-- Begin Record extracts --

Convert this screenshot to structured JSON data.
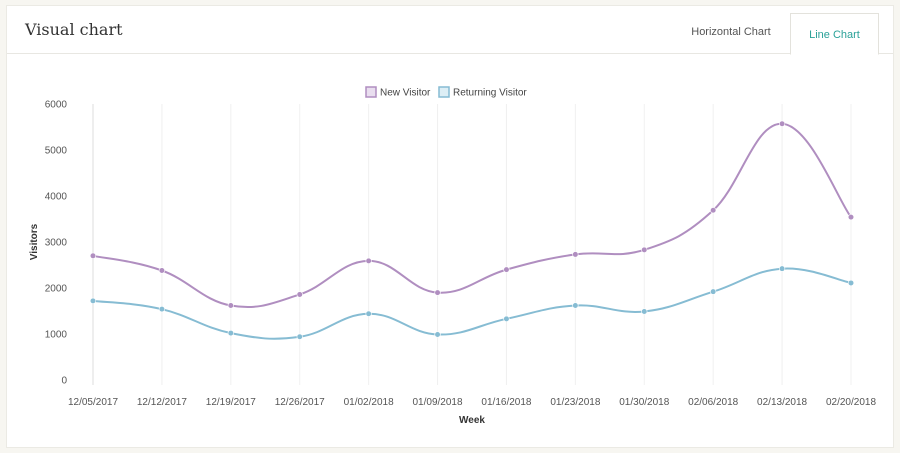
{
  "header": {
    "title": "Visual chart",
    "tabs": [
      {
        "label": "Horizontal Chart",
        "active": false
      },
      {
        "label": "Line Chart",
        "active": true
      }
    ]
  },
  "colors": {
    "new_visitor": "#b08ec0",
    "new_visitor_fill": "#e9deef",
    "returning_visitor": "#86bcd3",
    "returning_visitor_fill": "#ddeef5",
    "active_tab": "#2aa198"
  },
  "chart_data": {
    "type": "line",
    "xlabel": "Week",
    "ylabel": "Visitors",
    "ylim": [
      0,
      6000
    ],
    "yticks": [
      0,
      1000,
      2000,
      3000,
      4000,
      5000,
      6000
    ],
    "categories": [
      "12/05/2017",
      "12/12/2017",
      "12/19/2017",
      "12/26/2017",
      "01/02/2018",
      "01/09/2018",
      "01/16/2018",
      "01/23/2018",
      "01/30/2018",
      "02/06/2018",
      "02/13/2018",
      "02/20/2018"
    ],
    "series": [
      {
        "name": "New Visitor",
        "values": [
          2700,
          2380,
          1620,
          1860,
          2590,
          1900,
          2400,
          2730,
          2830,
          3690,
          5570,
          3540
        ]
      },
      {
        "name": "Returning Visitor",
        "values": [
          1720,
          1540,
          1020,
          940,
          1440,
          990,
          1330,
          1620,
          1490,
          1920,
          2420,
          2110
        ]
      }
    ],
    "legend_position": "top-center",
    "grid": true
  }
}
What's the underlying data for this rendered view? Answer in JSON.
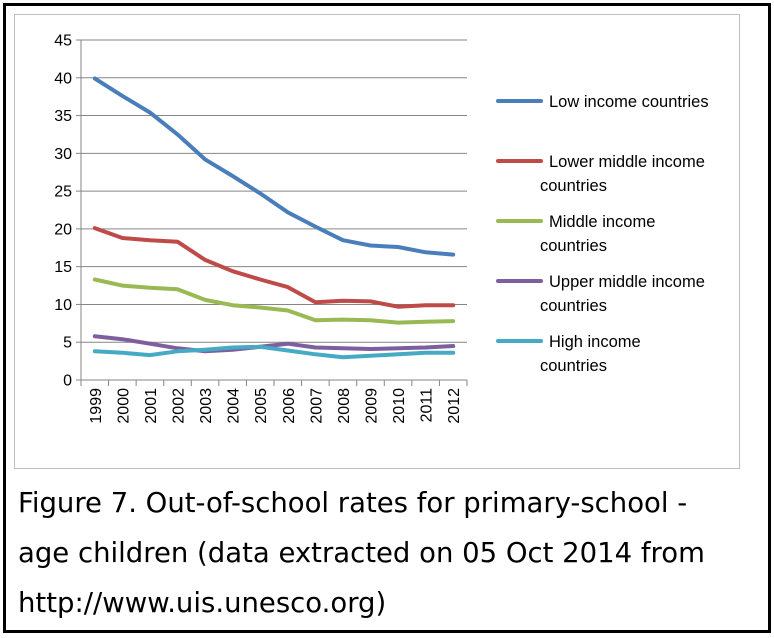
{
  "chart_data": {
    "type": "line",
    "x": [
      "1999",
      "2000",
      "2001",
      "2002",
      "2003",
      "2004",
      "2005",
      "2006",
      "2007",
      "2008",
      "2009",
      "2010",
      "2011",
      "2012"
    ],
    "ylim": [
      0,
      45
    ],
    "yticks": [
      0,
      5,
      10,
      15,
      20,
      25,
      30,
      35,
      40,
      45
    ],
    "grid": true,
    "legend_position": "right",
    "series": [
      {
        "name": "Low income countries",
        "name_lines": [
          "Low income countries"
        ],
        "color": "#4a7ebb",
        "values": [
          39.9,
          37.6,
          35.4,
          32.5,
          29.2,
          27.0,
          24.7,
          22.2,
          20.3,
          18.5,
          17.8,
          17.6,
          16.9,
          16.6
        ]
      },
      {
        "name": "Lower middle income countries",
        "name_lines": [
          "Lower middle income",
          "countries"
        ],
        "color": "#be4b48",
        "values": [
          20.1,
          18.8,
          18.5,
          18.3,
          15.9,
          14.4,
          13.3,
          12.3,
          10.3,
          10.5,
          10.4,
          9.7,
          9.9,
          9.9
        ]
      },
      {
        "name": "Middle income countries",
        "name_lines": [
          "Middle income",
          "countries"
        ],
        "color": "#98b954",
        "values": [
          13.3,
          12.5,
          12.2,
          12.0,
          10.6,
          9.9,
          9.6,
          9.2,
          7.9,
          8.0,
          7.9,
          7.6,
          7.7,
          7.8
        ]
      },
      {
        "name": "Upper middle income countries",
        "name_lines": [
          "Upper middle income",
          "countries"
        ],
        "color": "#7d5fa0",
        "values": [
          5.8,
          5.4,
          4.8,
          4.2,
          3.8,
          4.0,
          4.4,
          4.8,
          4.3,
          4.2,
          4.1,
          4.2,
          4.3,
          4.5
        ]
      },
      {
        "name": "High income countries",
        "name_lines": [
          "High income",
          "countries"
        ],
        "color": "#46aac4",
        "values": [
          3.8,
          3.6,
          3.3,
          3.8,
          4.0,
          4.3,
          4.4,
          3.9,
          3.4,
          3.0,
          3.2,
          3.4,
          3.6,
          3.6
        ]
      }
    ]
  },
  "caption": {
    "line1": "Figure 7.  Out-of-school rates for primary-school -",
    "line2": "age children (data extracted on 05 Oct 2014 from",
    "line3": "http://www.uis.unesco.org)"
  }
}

-- End Record extracts --

▶ _What the task requires_: Set down every record once more, word for word, without pictures.

▶ _Exercise response_:
Convert this screenshot to structured JSON data.
{
  "header": {
    "title": "Visual chart",
    "tabs": [
      {
        "label": "Horizontal Chart",
        "active": false
      },
      {
        "label": "Line Chart",
        "active": true
      }
    ]
  },
  "colors": {
    "new_visitor": "#b08ec0",
    "new_visitor_fill": "#e9deef",
    "returning_visitor": "#86bcd3",
    "returning_visitor_fill": "#ddeef5",
    "active_tab": "#2aa198"
  },
  "chart_data": {
    "type": "line",
    "xlabel": "Week",
    "ylabel": "Visitors",
    "ylim": [
      0,
      6000
    ],
    "yticks": [
      0,
      1000,
      2000,
      3000,
      4000,
      5000,
      6000
    ],
    "categories": [
      "12/05/2017",
      "12/12/2017",
      "12/19/2017",
      "12/26/2017",
      "01/02/2018",
      "01/09/2018",
      "01/16/2018",
      "01/23/2018",
      "01/30/2018",
      "02/06/2018",
      "02/13/2018",
      "02/20/2018"
    ],
    "series": [
      {
        "name": "New Visitor",
        "values": [
          2700,
          2380,
          1620,
          1860,
          2590,
          1900,
          2400,
          2730,
          2830,
          3690,
          5570,
          3540
        ]
      },
      {
        "name": "Returning Visitor",
        "values": [
          1720,
          1540,
          1020,
          940,
          1440,
          990,
          1330,
          1620,
          1490,
          1920,
          2420,
          2110
        ]
      }
    ],
    "legend_position": "top-center",
    "grid": true
  }
}
What's the underlying data for this rendered view? Answer in JSON.
{
  "chart_data": {
    "type": "line",
    "x": [
      "1999",
      "2000",
      "2001",
      "2002",
      "2003",
      "2004",
      "2005",
      "2006",
      "2007",
      "2008",
      "2009",
      "2010",
      "2011",
      "2012"
    ],
    "ylim": [
      0,
      45
    ],
    "yticks": [
      0,
      5,
      10,
      15,
      20,
      25,
      30,
      35,
      40,
      45
    ],
    "grid": true,
    "legend_position": "right",
    "series": [
      {
        "name": "Low income countries",
        "name_lines": [
          "Low income countries"
        ],
        "color": "#4a7ebb",
        "values": [
          39.9,
          37.6,
          35.4,
          32.5,
          29.2,
          27.0,
          24.7,
          22.2,
          20.3,
          18.5,
          17.8,
          17.6,
          16.9,
          16.6
        ]
      },
      {
        "name": "Lower middle income countries",
        "name_lines": [
          "Lower middle income",
          "countries"
        ],
        "color": "#be4b48",
        "values": [
          20.1,
          18.8,
          18.5,
          18.3,
          15.9,
          14.4,
          13.3,
          12.3,
          10.3,
          10.5,
          10.4,
          9.7,
          9.9,
          9.9
        ]
      },
      {
        "name": "Middle income countries",
        "name_lines": [
          "Middle income",
          "countries"
        ],
        "color": "#98b954",
        "values": [
          13.3,
          12.5,
          12.2,
          12.0,
          10.6,
          9.9,
          9.6,
          9.2,
          7.9,
          8.0,
          7.9,
          7.6,
          7.7,
          7.8
        ]
      },
      {
        "name": "Upper middle income countries",
        "name_lines": [
          "Upper middle income",
          "countries"
        ],
        "color": "#7d5fa0",
        "values": [
          5.8,
          5.4,
          4.8,
          4.2,
          3.8,
          4.0,
          4.4,
          4.8,
          4.3,
          4.2,
          4.1,
          4.2,
          4.3,
          4.5
        ]
      },
      {
        "name": "High income countries",
        "name_lines": [
          "High income",
          "countries"
        ],
        "color": "#46aac4",
        "values": [
          3.8,
          3.6,
          3.3,
          3.8,
          4.0,
          4.3,
          4.4,
          3.9,
          3.4,
          3.0,
          3.2,
          3.4,
          3.6,
          3.6
        ]
      }
    ]
  },
  "caption": {
    "line1": "Figure 7.  Out-of-school rates for primary-school -",
    "line2": "age children (data extracted on 05 Oct 2014 from",
    "line3": "http://www.uis.unesco.org)"
  }
}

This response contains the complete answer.